**What is being asked:**
Would you transcribe the listing that follows, character for character, and omit its images?

[Dataset items]

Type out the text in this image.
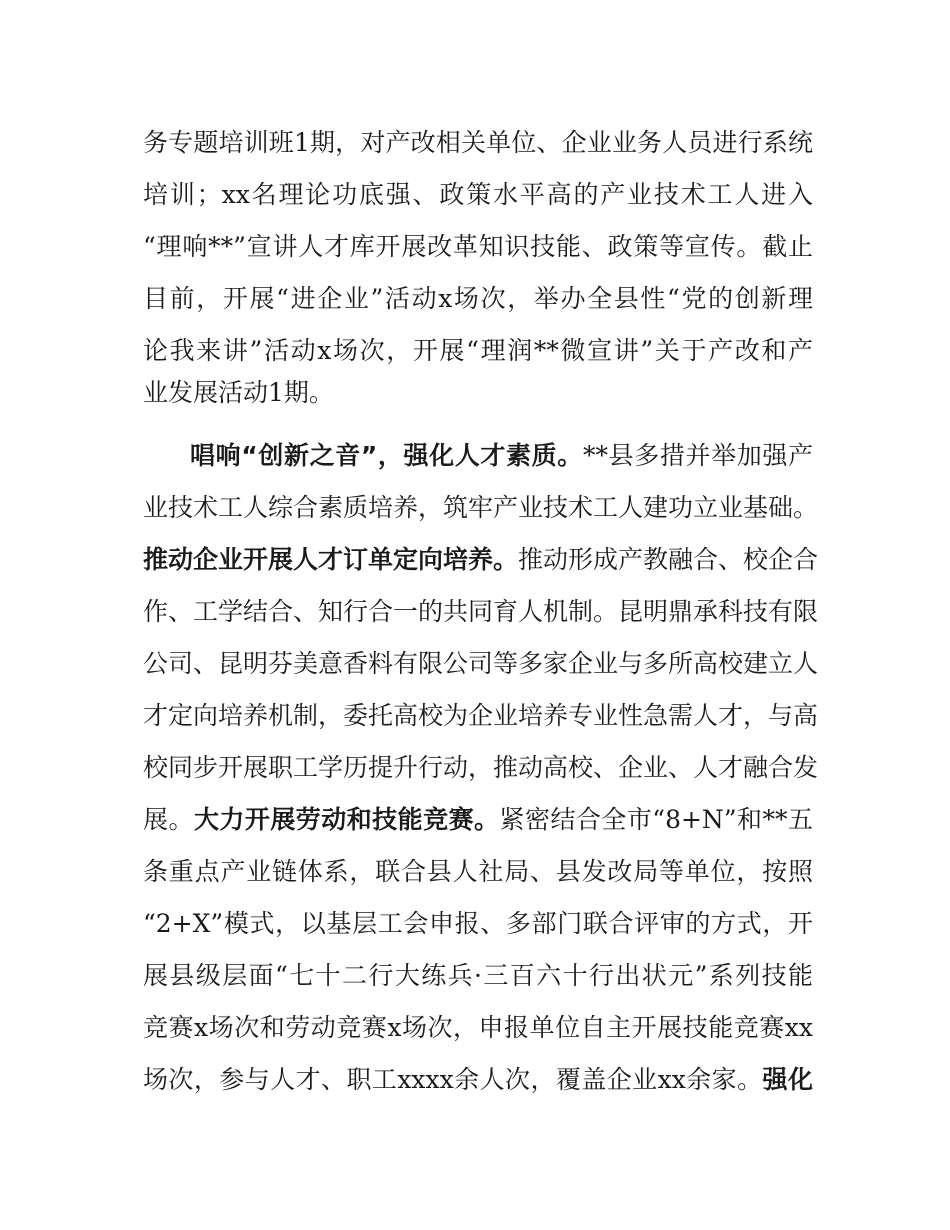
务专题培训班1期，对产改相关单位、企业业务人员进行系统
培训；xx名理论功底强、政策水平高的产业技术工人进入
“理响**”宣讲人才库开展改革知识技能、政策等宣传。截止
目前，开展“进企业”活动x场次，举办全县性“党的创新理
论我来讲”活动x场次，开展“理润**微宣讲”关于产改和产
业发展活动1期。
唱响“创新之音”，强化人才素质。**县多措并举加强产
业技术工人综合素质培养，筑牢产业技术工人建功立业基础。
推动企业开展人才订单定向培养。推动形成产教融合、校企合
作、工学结合、知行合一的共同育人机制。昆明鼎承科技有限
公司、昆明芬美意香料有限公司等多家企业与多所高校建立人
才定向培养机制，委托高校为企业培养专业性急需人才，与高
校同步开展职工学历提升行动，推动高校、企业、人才融合发
展。大力开展劳动和技能竞赛。紧密结合全市“8+N”和**五
条重点产业链体系，联合县人社局、县发改局等单位，按照
“2+X”模式，以基层工会申报、多部门联合评审的方式，开
展县级层面“七十二行大练兵·三百六十行出状元”系列技能
竞赛x场次和劳动竞赛x场次，申报单位自主开展技能竞赛xx
场次，参与人才、职工xxxx余人次，覆盖企业xx余家。强化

**Worked answer:**
Type out the text in this image.
务专题培训班1期，对产改相关单位、企业业务人员进行系统
培训；xx名理论功底强、政策水平高的产业技术工人进入
“理响**”宣讲人才库开展改革知识技能、政策等宣传。截止
目前，开展“进企业”活动x场次，举办全县性“党的创新理
论我来讲”活动x场次，开展“理润**微宣讲”关于产改和产
业发展活动1期。
唱响“创新之音”，强化人才素质。**县多措并举加强产
业技术工人综合素质培养，筑牢产业技术工人建功立业基础。
推动企业开展人才订单定向培养。推动形成产教融合、校企合
作、工学结合、知行合一的共同育人机制。昆明鼎承科技有限
公司、昆明芬美意香料有限公司等多家企业与多所高校建立人
才定向培养机制，委托高校为企业培养专业性急需人才，与高
校同步开展职工学历提升行动，推动高校、企业、人才融合发
展。大力开展劳动和技能竞赛。紧密结合全市“8+N”和**五
条重点产业链体系，联合县人社局、县发改局等单位，按照
“2+X”模式，以基层工会申报、多部门联合评审的方式，开
展县级层面“七十二行大练兵·三百六十行出状元”系列技能
竞赛x场次和劳动竞赛x场次，申报单位自主开展技能竞赛xx
场次，参与人才、职工xxxx余人次，覆盖企业xx余家。强化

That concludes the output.